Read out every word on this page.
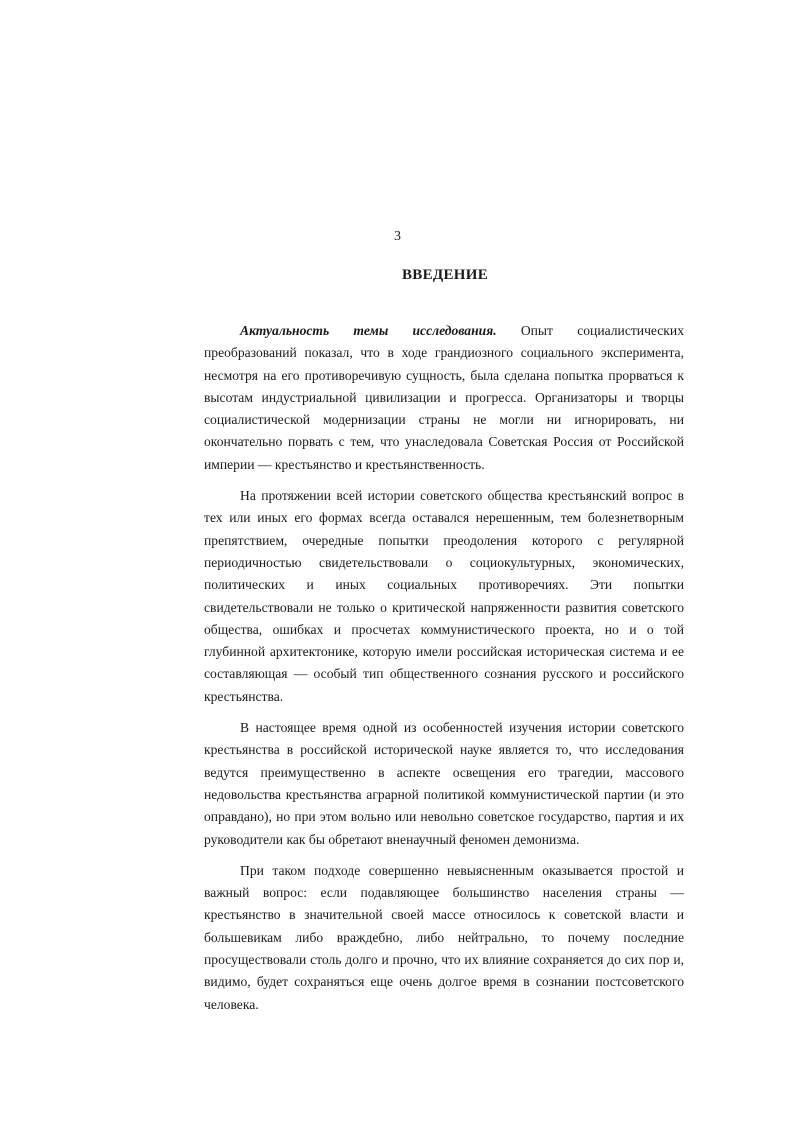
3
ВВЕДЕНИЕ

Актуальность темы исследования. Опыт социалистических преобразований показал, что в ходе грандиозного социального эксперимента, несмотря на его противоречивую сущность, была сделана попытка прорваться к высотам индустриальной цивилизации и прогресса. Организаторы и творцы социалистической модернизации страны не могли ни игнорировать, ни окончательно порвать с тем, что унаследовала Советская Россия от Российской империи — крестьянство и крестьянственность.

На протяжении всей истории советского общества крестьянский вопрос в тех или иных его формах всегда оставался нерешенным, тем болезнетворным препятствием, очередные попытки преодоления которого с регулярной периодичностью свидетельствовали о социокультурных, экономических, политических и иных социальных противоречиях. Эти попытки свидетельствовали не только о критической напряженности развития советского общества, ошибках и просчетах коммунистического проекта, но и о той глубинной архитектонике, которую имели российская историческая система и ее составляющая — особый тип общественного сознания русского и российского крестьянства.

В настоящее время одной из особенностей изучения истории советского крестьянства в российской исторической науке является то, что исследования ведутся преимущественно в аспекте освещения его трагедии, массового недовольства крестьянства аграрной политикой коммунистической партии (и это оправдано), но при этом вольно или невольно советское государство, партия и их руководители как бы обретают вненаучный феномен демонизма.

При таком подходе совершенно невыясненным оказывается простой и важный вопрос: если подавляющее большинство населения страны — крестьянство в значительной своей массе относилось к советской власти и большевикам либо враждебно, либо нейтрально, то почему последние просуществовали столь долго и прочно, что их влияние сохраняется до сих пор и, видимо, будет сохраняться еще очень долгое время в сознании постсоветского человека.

# # # # # # #

Objective -
Choose all lines containing the string "крестьянства" and copy them out.

Response to the task -
На протяжении всей истории советского общества крестьянский вопрос в тех или иных его формах всегда оставался нерешенным, тем болезнетворным препятствием, очередные попытки преодоления которого с регулярной периодичностью свидетельствовали о социокультурных, экономических, политических и иных социальных противоречиях. Эти попытки свидетельствовали не только о критической напряженности развития советского общества, ошибках и просчетах коммунистического проекта, но и о той глубинной архитектонике, которую имели российская историческая система и ее составляющая — особый тип общественного сознания русского и российского крестьянства.
В настоящее время одной из особенностей изучения истории советского крестьянства в российской исторической науке является то, что исследования ведутся преимущественно в аспекте освещения его трагедии, массового недовольства крестьянства аграрной политикой коммунистической партии (и это оправдано), но при этом вольно или невольно советское государство, партия и их руководители как бы обретают вненаучный феномен демонизма.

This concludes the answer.